(Data entries)
** begin **

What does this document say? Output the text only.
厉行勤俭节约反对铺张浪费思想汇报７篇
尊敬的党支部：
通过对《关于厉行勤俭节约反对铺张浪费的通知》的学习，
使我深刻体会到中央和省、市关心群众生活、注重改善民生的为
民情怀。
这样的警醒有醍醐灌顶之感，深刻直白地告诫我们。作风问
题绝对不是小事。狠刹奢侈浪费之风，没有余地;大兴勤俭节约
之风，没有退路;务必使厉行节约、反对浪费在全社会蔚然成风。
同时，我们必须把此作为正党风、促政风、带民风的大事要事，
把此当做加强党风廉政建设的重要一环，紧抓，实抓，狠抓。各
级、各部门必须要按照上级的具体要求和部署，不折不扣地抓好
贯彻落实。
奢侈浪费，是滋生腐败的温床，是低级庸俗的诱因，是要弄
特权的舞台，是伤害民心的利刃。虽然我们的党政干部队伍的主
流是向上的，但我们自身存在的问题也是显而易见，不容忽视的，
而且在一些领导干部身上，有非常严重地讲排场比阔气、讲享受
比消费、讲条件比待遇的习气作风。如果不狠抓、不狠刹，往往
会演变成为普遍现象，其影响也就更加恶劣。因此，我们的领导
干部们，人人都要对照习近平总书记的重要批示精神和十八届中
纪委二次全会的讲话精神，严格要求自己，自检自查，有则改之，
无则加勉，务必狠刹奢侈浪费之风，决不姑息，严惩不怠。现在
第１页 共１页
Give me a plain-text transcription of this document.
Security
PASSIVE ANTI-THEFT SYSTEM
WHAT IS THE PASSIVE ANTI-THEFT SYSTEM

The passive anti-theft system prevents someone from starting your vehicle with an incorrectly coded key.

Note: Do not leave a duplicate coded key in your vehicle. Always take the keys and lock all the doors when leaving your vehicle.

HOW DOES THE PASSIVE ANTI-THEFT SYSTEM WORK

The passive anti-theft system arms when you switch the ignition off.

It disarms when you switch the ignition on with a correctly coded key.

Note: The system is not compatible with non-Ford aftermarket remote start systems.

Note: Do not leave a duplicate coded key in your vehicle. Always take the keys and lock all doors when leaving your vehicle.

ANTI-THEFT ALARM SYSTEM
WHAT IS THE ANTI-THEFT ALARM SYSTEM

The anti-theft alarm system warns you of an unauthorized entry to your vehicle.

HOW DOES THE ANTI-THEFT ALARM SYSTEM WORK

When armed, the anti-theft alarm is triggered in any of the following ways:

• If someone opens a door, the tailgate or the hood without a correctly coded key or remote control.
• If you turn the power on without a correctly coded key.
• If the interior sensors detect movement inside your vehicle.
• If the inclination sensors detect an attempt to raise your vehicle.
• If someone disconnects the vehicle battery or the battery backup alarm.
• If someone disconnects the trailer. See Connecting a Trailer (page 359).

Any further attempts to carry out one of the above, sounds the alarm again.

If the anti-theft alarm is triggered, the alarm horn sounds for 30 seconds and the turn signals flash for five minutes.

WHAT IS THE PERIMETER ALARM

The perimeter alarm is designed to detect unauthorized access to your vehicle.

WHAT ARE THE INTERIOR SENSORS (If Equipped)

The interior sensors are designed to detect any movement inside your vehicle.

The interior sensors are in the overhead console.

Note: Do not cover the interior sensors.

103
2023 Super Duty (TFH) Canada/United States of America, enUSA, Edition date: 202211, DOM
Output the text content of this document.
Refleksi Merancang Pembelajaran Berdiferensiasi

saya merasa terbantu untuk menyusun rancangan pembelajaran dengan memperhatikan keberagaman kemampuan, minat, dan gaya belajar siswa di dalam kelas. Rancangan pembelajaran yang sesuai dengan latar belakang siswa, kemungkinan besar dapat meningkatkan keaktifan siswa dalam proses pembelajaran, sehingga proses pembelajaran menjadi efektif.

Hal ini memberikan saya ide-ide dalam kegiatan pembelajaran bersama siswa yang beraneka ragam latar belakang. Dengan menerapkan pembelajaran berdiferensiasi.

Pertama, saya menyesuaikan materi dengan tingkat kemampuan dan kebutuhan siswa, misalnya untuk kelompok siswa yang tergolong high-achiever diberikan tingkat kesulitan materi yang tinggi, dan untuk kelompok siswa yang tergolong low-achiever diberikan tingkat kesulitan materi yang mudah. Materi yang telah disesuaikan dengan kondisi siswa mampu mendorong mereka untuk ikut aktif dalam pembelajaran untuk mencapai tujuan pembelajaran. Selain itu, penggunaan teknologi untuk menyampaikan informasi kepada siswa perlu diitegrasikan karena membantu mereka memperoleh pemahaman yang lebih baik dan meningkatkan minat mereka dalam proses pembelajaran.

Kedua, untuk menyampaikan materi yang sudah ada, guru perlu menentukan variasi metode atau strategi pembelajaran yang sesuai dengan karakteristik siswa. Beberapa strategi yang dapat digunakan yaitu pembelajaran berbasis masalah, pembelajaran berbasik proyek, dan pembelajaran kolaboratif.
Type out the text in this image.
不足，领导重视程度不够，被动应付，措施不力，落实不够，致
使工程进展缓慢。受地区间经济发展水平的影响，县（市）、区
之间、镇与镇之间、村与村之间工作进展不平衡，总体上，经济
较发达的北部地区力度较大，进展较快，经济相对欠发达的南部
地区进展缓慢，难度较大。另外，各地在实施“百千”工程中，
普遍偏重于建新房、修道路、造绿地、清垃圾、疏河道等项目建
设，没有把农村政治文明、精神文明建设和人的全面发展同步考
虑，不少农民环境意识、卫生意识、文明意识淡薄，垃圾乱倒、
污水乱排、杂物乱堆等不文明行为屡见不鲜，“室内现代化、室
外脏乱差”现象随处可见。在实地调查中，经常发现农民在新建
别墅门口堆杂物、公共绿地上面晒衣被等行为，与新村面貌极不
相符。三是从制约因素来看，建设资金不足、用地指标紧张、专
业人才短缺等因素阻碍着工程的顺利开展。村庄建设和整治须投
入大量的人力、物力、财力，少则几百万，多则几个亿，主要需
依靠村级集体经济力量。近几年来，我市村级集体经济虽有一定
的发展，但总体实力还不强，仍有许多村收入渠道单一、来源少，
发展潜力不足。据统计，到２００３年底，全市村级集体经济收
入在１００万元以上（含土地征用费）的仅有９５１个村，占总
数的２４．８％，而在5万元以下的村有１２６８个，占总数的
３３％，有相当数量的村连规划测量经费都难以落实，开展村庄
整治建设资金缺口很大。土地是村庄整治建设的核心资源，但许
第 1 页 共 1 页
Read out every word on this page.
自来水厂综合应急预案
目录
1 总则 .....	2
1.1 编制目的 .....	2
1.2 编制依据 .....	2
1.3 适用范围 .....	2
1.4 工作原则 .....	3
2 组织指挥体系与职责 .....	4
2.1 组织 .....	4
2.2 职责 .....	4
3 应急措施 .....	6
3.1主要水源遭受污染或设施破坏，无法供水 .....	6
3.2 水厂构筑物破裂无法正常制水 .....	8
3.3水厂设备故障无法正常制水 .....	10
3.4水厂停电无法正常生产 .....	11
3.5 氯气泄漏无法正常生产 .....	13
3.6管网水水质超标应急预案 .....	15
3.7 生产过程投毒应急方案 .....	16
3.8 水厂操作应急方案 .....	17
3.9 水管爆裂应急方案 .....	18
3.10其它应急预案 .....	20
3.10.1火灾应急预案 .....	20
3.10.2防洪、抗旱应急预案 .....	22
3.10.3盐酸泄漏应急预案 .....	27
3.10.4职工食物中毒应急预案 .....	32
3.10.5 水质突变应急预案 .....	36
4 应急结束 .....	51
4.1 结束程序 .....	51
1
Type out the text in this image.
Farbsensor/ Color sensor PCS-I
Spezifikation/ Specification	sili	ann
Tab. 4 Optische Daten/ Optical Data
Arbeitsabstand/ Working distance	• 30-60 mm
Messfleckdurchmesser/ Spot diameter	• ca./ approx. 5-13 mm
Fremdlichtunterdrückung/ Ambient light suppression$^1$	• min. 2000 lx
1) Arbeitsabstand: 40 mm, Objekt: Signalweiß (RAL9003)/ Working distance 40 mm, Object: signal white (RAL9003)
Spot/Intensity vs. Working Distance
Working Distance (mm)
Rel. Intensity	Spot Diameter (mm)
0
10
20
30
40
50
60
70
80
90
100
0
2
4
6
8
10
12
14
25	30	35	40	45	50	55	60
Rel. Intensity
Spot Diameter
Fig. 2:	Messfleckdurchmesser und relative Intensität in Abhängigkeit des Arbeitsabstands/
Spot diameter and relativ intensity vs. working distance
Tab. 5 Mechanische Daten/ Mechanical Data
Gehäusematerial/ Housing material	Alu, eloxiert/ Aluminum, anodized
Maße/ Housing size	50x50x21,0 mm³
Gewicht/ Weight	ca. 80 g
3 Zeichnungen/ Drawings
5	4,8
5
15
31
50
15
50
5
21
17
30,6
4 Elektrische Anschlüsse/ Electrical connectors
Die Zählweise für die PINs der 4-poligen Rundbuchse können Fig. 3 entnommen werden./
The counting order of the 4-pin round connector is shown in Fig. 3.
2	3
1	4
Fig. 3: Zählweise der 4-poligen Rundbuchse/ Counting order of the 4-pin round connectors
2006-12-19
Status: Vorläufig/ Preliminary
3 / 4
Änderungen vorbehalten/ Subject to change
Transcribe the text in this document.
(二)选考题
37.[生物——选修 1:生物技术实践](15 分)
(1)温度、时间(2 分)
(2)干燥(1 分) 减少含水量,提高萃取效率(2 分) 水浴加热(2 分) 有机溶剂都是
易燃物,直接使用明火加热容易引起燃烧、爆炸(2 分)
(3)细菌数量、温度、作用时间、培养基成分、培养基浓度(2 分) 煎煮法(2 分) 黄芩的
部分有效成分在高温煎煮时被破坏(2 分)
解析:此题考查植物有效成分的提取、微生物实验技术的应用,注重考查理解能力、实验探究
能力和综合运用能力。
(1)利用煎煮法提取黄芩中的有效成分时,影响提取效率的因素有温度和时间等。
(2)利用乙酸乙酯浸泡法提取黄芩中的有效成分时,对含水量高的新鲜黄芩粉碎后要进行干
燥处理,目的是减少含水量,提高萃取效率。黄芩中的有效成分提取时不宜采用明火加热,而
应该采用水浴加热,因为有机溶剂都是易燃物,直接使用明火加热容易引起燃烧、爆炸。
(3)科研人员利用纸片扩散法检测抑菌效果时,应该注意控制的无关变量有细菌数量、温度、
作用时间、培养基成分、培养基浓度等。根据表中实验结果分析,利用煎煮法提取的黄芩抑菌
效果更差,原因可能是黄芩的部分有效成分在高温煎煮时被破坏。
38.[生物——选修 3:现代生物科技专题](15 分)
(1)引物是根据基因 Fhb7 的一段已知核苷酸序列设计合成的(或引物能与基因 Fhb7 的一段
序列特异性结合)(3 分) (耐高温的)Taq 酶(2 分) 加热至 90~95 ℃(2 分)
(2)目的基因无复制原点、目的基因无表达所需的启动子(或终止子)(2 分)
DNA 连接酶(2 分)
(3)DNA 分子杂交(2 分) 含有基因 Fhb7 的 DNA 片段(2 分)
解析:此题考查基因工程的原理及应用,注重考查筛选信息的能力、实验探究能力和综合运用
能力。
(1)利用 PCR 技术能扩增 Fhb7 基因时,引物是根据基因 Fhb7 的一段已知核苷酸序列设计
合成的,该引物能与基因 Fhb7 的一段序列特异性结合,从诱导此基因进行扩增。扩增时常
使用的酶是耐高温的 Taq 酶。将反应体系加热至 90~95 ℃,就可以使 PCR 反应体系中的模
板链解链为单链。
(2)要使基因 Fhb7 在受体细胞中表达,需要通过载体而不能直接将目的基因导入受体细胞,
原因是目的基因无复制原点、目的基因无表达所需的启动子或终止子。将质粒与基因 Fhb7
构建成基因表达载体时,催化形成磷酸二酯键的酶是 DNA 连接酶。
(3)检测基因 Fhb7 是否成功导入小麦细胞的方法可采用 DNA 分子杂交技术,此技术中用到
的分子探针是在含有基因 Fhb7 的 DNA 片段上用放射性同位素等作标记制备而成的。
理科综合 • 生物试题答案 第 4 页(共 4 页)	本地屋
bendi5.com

** end **

Among the entries, how many lines contain the string "text"? Give the number without anything else.

6